● Provided data:

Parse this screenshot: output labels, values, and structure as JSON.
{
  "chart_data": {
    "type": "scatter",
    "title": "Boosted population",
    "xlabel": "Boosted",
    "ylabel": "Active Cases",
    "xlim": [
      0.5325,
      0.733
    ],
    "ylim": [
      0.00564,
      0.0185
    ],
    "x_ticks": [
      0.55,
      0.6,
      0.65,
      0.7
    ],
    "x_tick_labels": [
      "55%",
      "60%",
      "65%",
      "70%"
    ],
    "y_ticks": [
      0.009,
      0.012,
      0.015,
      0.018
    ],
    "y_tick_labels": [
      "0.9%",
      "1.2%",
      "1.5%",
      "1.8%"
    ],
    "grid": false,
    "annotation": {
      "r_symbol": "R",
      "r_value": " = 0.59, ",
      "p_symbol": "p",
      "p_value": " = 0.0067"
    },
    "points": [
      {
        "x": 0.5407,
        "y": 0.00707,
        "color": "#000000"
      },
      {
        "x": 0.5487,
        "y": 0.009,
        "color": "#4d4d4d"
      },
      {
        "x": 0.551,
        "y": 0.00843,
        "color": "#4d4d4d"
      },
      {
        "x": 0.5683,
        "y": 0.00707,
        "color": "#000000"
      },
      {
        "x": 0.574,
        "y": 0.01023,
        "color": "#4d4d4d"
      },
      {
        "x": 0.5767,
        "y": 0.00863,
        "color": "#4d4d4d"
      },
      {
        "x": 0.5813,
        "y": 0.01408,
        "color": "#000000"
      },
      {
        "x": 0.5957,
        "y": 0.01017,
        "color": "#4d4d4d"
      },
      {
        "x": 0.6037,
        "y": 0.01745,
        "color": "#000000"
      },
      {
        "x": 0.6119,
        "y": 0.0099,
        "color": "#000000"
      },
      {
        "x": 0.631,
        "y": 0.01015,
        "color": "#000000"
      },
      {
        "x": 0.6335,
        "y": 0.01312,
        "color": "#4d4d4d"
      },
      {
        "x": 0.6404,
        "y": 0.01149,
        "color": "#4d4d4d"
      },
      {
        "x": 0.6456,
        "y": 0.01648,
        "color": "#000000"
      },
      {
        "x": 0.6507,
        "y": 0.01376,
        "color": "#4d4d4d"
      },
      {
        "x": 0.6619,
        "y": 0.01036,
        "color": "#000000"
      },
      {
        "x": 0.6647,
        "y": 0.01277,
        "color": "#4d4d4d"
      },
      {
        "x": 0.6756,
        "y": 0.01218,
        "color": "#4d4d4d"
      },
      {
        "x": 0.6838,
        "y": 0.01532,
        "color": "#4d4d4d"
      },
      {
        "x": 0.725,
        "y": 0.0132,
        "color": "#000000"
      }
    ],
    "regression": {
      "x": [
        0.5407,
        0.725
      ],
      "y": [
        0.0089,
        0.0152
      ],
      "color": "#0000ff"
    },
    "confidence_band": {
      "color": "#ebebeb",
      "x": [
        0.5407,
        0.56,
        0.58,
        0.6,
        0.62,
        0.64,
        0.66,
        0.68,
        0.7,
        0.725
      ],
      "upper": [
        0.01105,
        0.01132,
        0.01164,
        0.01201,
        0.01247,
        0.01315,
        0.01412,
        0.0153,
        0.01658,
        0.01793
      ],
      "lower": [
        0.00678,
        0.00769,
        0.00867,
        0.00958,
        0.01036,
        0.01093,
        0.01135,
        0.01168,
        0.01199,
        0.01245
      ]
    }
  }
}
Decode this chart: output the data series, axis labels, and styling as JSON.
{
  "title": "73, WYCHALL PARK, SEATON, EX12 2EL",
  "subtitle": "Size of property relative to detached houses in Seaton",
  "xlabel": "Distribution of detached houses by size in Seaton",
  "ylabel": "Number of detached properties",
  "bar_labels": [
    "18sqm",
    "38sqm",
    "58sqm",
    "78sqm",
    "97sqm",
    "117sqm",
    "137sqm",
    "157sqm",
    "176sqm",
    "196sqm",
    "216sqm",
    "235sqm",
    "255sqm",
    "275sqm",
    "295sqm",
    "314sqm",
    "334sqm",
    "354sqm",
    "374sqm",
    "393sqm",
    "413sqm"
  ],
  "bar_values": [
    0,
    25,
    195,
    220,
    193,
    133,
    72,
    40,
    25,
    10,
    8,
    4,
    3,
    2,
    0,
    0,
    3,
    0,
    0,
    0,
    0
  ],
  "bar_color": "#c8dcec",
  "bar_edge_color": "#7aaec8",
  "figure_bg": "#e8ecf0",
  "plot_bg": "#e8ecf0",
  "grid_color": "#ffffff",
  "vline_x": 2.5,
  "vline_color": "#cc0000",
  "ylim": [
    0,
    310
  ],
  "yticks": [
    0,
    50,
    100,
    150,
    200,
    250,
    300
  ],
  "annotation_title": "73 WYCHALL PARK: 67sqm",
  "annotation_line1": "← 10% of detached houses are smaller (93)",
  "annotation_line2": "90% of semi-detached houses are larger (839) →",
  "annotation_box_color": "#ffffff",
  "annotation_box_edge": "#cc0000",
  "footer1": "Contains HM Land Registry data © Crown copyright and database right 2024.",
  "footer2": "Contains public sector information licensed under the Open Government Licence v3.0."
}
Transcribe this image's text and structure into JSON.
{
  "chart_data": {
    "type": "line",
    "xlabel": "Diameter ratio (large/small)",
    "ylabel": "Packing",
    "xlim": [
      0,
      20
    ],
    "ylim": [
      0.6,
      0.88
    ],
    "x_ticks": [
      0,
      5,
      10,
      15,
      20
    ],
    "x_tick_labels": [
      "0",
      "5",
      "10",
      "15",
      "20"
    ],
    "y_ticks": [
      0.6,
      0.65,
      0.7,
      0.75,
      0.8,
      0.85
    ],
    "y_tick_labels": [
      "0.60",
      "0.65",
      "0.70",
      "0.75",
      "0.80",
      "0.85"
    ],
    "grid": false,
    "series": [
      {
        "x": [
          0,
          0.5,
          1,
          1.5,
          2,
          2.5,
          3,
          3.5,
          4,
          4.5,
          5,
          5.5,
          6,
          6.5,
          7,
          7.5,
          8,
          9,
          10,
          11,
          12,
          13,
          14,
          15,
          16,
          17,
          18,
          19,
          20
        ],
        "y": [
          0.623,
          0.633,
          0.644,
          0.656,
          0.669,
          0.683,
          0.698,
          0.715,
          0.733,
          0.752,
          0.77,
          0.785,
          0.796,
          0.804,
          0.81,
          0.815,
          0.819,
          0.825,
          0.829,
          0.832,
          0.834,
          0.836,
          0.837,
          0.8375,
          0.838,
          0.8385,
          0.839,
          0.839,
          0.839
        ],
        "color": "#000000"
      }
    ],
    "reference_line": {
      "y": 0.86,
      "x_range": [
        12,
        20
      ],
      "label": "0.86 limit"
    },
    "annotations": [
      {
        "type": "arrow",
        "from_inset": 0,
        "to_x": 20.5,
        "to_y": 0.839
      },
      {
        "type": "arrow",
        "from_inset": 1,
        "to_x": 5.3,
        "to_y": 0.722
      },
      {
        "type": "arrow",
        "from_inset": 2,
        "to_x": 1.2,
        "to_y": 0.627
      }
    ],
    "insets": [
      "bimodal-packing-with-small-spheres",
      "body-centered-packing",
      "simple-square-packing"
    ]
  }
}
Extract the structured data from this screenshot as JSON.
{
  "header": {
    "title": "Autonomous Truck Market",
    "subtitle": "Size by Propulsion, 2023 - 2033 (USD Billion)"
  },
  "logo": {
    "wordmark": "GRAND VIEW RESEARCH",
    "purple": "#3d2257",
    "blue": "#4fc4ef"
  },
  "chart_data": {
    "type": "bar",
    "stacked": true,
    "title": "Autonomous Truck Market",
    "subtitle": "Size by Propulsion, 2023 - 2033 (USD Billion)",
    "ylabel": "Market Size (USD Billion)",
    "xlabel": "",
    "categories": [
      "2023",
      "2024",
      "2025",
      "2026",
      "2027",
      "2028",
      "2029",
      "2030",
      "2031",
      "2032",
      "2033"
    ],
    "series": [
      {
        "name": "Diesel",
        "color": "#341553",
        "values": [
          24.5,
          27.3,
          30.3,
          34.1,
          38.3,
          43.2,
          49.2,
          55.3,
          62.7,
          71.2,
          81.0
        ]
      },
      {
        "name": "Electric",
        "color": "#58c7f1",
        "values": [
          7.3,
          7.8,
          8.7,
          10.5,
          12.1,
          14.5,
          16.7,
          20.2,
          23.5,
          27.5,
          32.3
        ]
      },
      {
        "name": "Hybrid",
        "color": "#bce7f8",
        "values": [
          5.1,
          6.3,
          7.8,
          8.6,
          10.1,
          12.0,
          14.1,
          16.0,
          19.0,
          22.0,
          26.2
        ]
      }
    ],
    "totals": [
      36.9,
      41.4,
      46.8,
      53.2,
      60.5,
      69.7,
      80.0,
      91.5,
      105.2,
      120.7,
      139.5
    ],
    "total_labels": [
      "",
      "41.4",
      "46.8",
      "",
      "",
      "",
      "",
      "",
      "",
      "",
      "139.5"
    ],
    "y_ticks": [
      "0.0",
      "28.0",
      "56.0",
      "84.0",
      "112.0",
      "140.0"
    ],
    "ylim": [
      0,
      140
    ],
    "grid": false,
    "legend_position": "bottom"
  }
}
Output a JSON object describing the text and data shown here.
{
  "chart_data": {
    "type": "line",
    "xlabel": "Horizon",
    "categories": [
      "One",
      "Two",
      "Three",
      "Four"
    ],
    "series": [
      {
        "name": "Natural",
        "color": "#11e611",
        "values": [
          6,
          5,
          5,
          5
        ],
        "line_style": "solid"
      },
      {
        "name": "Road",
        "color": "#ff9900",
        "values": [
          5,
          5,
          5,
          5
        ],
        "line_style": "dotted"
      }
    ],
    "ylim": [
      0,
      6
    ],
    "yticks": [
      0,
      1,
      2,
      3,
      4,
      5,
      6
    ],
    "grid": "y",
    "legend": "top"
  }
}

● Exercise prompt: Find the word "screenshot" and list each line it appears in.

● Exercise result:
Parse this screenshot: output labels, values, and structure as JSON.
Extract the structured data from this screenshot as JSON.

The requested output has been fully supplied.